[Saved data entries]

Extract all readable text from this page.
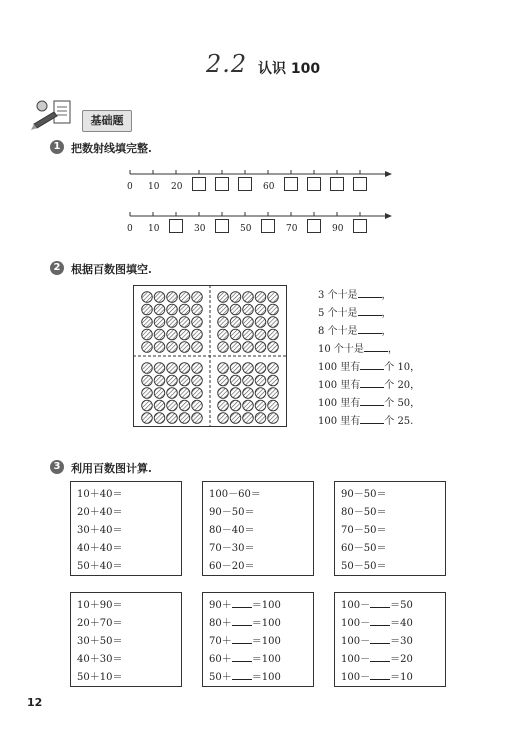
2.2 认识 100
基础题
1 把数射线填完整.
0 10 20	60
0 10	30	50	70	90
2 根据百数图填空.
3 个十是 ，
5 个十是 ，
8 个十是 ，
10 个十是 ，
100 里有 个 10，
100 里有 个 20，
100 里有 个 50，
100 里有 个 25.
3 利用百数图计算.
10＋40＝
20＋40＝
30＋40＝
40＋40＝
50＋40＝
100－60＝
90－50＝
80－40＝
70－30＝
60－20＝
90－50＝
80－50＝
70－50＝
60－50＝
50－50＝
10＋90＝
20＋70＝
30＋50＝
40＋30＝
50＋10＝
90＋ ＝100
80＋ ＝100
70＋ ＝100
60＋ ＝100
50＋ ＝100
100－ ＝50
100－ ＝40
100－ ＝30
100－ ＝20
100－ ＝10
12
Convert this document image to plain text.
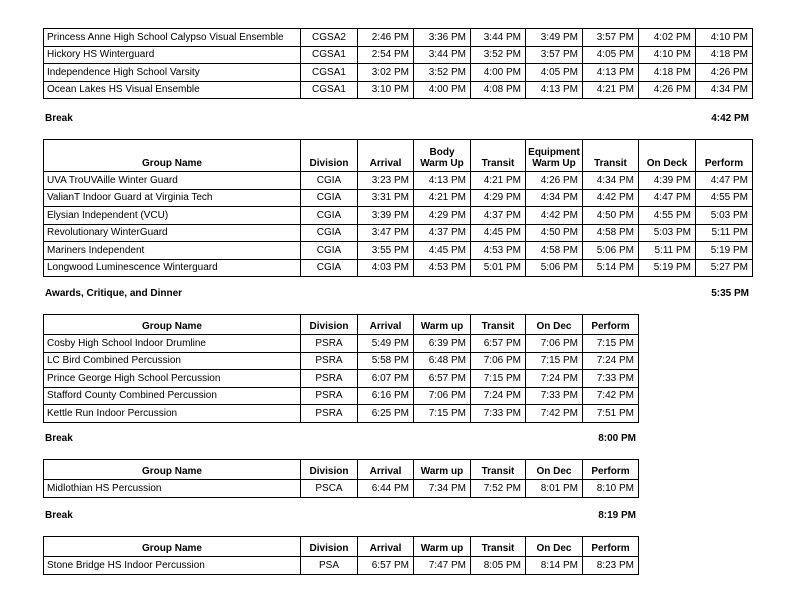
Princess Anne High School Calypso Visual Ensemble	CGSA2	2:46 PM	3:36 PM	3:44 PM	3:49 PM	3:57 PM	4:02 PM	4:10 PM
Hickory HS Winterguard	CGSA1	2:54 PM	3:44 PM	3:52 PM	3:57 PM	4:05 PM	4:10 PM	4:18 PM
Independence High School Varsity	CGSA1	3:02 PM	3:52 PM	4:00 PM	4:05 PM	4:13 PM	4:18 PM	4:26 PM
Ocean Lakes HS Visual Ensemble	CGSA1	3:10 PM	4:00 PM	4:08 PM	4:13 PM	4:21 PM	4:26 PM	4:34 PM
Break	4:42 PM
Group Name	Division	Arrival	Body Warm Up	Transit	Equipment Warm Up	Transit	On Deck	Perform
UVA TroUVAille Winter Guard	CGIA	3:23 PM	4:13 PM	4:21 PM	4:26 PM	4:34 PM	4:39 PM	4:47 PM
ValianT Indoor Guard at Virginia Tech	CGIA	3:31 PM	4:21 PM	4:29 PM	4:34 PM	4:42 PM	4:47 PM	4:55 PM
Elysian Independent (VCU)	CGIA	3:39 PM	4:29 PM	4:37 PM	4:42 PM	4:50 PM	4:55 PM	5:03 PM
Revolutionary WinterGuard	CGIA	3:47 PM	4:37 PM	4:45 PM	4:50 PM	4:58 PM	5:03 PM	5:11 PM
Mariners Independent	CGIA	3:55 PM	4:45 PM	4:53 PM	4:58 PM	5:06 PM	5:11 PM	5:19 PM
Longwood Luminescence Winterguard	CGIA	4:03 PM	4:53 PM	5:01 PM	5:06 PM	5:14 PM	5:19 PM	5:27 PM
Awards, Critique, and Dinner	5:35 PM
Group Name	Division	Arrival	Warm up	Transit	On Dec	Perform
Cosby High School Indoor Drumline	PSRA	5:49 PM	6:39 PM	6:57 PM	7:06 PM	7:15 PM
LC Bird Combined Percussion	PSRA	5:58 PM	6:48 PM	7:06 PM	7:15 PM	7:24 PM
Prince George High School Percussion	PSRA	6:07 PM	6:57 PM	7:15 PM	7:24 PM	7:33 PM
Stafford County Combined Percussion	PSRA	6:16 PM	7:06 PM	7:24 PM	7:33 PM	7:42 PM
Kettle Run Indoor Percussion	PSRA	6:25 PM	7:15 PM	7:33 PM	7:42 PM	7:51 PM
Break	8:00 PM
Group Name	Division	Arrival	Warm up	Transit	On Dec	Perform
Midlothian HS Percussion	PSCA	6:44 PM	7:34 PM	7:52 PM	8:01 PM	8:10 PM
Break	8:19 PM
Group Name	Division	Arrival	Warm up	Transit	On Dec	Perform
Stone Bridge HS Indoor Percussion	PSA	6:57 PM	7:47 PM	8:05 PM	8:14 PM	8:23 PM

■ **Do this**: Only the lines from the one holding "Convert this document image to plain text." through the last line of the records should be output, please, exactly and without any pictures.

■ **Problem solution**:
Convert this document image to plain text.
Princess Anne High School Calypso Visual Ensemble	CGSA2	2:46 PM	3:36 PM	3:44 PM	3:49 PM	3:57 PM	4:02 PM	4:10 PM
Hickory HS Winterguard	CGSA1	2:54 PM	3:44 PM	3:52 PM	3:57 PM	4:05 PM	4:10 PM	4:18 PM
Independence High School Varsity	CGSA1	3:02 PM	3:52 PM	4:00 PM	4:05 PM	4:13 PM	4:18 PM	4:26 PM
Ocean Lakes HS Visual Ensemble	CGSA1	3:10 PM	4:00 PM	4:08 PM	4:13 PM	4:21 PM	4:26 PM	4:34 PM
Break	4:42 PM
Group Name	Division	Arrival	Body Warm Up	Transit	Equipment Warm Up	Transit	On Deck	Perform
UVA TroUVAille Winter Guard	CGIA	3:23 PM	4:13 PM	4:21 PM	4:26 PM	4:34 PM	4:39 PM	4:47 PM
ValianT Indoor Guard at Virginia Tech	CGIA	3:31 PM	4:21 PM	4:29 PM	4:34 PM	4:42 PM	4:47 PM	4:55 PM
Elysian Independent (VCU)	CGIA	3:39 PM	4:29 PM	4:37 PM	4:42 PM	4:50 PM	4:55 PM	5:03 PM
Revolutionary WinterGuard	CGIA	3:47 PM	4:37 PM	4:45 PM	4:50 PM	4:58 PM	5:03 PM	5:11 PM
Mariners Independent	CGIA	3:55 PM	4:45 PM	4:53 PM	4:58 PM	5:06 PM	5:11 PM	5:19 PM
Longwood Luminescence Winterguard	CGIA	4:03 PM	4:53 PM	5:01 PM	5:06 PM	5:14 PM	5:19 PM	5:27 PM
Awards, Critique, and Dinner	5:35 PM
Group Name	Division	Arrival	Warm up	Transit	On Dec	Perform
Cosby High School Indoor Drumline	PSRA	5:49 PM	6:39 PM	6:57 PM	7:06 PM	7:15 PM
LC Bird Combined Percussion	PSRA	5:58 PM	6:48 PM	7:06 PM	7:15 PM	7:24 PM
Prince George High School Percussion	PSRA	6:07 PM	6:57 PM	7:15 PM	7:24 PM	7:33 PM
Stafford County Combined Percussion	PSRA	6:16 PM	7:06 PM	7:24 PM	7:33 PM	7:42 PM
Kettle Run Indoor Percussion	PSRA	6:25 PM	7:15 PM	7:33 PM	7:42 PM	7:51 PM
Break	8:00 PM
Group Name	Division	Arrival	Warm up	Transit	On Dec	Perform
Midlothian HS Percussion	PSCA	6:44 PM	7:34 PM	7:52 PM	8:01 PM	8:10 PM
Break	8:19 PM
Group Name	Division	Arrival	Warm up	Transit	On Dec	Perform
Stone Bridge HS Indoor Percussion	PSA	6:57 PM	7:47 PM	8:05 PM	8:14 PM	8:23 PM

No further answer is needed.